** start THE DATA **

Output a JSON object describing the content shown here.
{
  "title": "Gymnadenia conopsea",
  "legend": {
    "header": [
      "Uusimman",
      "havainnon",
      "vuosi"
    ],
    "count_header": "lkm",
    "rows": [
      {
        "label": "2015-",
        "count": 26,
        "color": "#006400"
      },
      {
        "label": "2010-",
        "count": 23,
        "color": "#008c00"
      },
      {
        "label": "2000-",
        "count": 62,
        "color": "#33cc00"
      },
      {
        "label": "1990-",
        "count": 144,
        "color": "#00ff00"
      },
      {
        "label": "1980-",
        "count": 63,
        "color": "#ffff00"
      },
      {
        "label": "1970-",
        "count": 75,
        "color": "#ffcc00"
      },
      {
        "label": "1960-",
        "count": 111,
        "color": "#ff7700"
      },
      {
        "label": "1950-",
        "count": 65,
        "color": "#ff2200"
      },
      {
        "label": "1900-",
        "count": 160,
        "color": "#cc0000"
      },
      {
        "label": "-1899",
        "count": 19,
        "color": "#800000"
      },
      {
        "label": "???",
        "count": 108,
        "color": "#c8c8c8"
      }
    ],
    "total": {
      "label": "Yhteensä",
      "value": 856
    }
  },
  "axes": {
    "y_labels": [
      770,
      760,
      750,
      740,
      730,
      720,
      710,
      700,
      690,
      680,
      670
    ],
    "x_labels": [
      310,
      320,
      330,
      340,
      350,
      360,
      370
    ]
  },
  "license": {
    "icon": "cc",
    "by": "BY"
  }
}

** end THE DATA **

PROBLEM REQUIREMENTS » Return every record, word for word.

FINAL RESULT »
Output a JSON object describing the content shown here.
{
  "title": "Gymnadenia conopsea",
  "legend": {
    "header": [
      "Uusimman",
      "havainnon",
      "vuosi"
    ],
    "count_header": "lkm",
    "rows": [
      {
        "label": "2015-",
        "count": 26,
        "color": "#006400"
      },
      {
        "label": "2010-",
        "count": 23,
        "color": "#008c00"
      },
      {
        "label": "2000-",
        "count": 62,
        "color": "#33cc00"
      },
      {
        "label": "1990-",
        "count": 144,
        "color": "#00ff00"
      },
      {
        "label": "1980-",
        "count": 63,
        "color": "#ffff00"
      },
      {
        "label": "1970-",
        "count": 75,
        "color": "#ffcc00"
      },
      {
        "label": "1960-",
        "count": 111,
        "color": "#ff7700"
      },
      {
        "label": "1950-",
        "count": 65,
        "color": "#ff2200"
      },
      {
        "label": "1900-",
        "count": 160,
        "color": "#cc0000"
      },
      {
        "label": "-1899",
        "count": 19,
        "color": "#800000"
      },
      {
        "label": "???",
        "count": 108,
        "color": "#c8c8c8"
      }
    ],
    "total": {
      "label": "Yhteensä",
      "value": 856
    }
  },
  "axes": {
    "y_labels": [
      770,
      760,
      750,
      740,
      730,
      720,
      710,
      700,
      690,
      680,
      670
    ],
    "x_labels": [
      310,
      320,
      330,
      340,
      350,
      360,
      370
    ]
  },
  "license": {
    "icon": "cc",
    "by": "BY"
  }
}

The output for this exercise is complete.